* Start Material for this exercise *

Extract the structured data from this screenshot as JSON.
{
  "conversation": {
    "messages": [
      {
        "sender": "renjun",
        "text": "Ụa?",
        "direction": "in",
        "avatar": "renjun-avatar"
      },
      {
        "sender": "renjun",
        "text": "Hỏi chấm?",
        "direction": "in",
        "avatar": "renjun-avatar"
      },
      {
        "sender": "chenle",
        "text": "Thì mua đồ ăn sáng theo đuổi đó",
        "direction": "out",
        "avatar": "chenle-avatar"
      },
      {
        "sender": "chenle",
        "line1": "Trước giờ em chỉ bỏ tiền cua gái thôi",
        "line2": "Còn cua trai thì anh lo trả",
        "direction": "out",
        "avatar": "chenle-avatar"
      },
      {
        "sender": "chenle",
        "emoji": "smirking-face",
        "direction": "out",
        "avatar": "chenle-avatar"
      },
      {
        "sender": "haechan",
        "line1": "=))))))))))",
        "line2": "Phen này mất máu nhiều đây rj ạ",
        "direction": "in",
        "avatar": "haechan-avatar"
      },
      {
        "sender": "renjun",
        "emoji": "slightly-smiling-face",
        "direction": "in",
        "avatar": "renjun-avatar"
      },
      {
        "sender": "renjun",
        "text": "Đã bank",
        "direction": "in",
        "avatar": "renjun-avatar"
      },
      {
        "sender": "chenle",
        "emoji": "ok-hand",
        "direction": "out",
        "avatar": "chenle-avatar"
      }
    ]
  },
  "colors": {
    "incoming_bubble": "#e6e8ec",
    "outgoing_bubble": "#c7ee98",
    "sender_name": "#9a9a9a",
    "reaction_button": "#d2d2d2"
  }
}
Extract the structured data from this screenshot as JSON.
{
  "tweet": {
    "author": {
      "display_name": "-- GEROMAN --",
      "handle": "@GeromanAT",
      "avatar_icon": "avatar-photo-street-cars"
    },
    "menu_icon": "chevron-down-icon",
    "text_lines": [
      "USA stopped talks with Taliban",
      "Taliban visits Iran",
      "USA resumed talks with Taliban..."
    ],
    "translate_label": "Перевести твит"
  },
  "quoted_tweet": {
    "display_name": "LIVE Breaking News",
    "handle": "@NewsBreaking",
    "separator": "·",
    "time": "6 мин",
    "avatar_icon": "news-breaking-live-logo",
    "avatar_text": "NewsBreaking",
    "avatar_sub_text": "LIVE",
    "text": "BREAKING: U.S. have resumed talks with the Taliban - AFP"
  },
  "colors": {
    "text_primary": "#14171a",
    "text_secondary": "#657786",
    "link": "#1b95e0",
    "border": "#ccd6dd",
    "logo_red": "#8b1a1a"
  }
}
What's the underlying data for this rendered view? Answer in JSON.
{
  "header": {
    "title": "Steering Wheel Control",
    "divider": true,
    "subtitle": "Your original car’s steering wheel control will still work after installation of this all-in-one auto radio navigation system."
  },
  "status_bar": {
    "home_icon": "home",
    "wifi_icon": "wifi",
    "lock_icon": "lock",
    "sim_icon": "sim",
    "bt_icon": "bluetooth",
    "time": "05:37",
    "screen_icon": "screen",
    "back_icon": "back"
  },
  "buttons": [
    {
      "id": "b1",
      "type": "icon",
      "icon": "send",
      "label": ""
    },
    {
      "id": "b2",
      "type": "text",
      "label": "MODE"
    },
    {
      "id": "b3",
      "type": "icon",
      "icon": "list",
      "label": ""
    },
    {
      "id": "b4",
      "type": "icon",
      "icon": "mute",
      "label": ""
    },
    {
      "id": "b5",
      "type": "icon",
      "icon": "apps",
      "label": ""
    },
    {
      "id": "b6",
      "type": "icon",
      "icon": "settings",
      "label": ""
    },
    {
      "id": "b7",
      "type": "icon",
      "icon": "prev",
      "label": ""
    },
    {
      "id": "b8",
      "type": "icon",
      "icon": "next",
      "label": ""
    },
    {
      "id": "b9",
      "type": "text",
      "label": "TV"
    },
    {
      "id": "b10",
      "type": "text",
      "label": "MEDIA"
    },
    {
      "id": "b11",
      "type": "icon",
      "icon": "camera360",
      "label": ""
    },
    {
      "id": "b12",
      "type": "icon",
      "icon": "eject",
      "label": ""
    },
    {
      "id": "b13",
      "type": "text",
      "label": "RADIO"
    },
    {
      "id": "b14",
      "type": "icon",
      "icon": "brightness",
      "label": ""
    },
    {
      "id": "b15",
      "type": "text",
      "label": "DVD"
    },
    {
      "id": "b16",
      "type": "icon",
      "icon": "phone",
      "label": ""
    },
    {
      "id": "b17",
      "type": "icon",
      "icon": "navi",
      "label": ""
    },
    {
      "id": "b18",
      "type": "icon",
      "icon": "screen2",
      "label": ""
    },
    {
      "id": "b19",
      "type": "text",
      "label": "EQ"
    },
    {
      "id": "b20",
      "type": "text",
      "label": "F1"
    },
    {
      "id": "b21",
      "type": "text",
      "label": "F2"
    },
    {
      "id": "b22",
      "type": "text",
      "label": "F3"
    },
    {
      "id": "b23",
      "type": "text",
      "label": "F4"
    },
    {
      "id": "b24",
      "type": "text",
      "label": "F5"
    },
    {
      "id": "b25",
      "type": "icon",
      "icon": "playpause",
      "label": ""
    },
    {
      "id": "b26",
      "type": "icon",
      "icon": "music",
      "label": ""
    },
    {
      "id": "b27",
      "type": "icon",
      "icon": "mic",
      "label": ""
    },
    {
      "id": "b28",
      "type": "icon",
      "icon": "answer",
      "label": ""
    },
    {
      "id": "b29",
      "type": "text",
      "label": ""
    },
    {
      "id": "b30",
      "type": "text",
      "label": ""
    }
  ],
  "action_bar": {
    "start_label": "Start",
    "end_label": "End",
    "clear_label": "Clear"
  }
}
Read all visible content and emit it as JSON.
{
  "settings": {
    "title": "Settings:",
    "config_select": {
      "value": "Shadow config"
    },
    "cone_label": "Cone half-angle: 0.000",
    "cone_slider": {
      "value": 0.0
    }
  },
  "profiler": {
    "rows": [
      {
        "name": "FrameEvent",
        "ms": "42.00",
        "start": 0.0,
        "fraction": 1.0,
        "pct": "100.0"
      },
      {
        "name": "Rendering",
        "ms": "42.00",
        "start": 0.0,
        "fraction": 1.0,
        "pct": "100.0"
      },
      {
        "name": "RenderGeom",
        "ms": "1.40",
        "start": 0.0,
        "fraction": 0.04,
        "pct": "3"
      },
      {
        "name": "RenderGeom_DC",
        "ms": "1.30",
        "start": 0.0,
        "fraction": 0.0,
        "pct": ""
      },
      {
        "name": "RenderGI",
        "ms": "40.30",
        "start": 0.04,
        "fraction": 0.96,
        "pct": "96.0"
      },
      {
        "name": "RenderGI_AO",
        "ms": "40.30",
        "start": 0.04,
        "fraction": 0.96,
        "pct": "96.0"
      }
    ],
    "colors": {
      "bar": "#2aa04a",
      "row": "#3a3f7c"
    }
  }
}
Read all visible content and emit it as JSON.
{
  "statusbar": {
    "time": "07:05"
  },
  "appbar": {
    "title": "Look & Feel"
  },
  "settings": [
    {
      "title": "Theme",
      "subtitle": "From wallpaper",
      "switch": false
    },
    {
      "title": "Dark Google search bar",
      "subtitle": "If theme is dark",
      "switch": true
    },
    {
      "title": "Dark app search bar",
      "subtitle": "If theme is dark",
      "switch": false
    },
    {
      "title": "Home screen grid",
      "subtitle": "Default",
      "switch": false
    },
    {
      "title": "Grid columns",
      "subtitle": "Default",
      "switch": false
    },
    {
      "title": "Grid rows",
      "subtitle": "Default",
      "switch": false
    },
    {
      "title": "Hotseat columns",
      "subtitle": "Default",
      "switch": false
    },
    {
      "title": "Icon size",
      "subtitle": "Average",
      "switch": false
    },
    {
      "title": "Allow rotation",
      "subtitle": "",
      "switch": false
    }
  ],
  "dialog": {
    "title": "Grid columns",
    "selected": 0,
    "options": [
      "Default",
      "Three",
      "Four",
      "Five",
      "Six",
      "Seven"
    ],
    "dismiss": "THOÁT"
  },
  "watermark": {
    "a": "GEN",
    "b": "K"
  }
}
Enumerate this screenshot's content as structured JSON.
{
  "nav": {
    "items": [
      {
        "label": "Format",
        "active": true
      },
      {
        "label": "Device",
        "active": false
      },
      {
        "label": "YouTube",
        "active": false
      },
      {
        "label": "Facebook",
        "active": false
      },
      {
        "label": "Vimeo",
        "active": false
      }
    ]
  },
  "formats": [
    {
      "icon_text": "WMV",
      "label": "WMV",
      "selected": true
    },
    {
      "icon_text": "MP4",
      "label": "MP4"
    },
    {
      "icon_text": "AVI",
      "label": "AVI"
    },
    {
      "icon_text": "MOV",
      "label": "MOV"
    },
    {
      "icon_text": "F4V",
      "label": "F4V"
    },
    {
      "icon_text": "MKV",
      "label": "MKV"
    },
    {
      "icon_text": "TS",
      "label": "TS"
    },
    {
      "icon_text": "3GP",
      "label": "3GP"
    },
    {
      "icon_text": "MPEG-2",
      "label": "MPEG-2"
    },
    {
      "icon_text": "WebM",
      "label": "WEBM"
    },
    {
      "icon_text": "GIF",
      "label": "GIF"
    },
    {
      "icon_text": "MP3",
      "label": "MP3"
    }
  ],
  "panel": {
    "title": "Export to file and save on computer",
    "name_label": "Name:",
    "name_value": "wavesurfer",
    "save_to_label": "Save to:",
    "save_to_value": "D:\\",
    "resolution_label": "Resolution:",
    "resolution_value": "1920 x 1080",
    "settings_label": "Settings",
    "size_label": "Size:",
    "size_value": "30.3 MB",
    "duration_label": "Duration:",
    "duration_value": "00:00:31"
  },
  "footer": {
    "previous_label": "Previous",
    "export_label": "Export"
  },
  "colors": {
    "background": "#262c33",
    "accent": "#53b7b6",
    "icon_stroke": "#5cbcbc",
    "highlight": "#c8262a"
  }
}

* End Material for this exercise *

→ What is expected:
From the entries above, return each line with the word "talks" in it.

→ Response to the task:
      "USA stopped talks with Taliban",
      "USA resumed talks with Taliban..."
    "text": "BREAKING: U.S. have resumed talks with the Taliban - AFP"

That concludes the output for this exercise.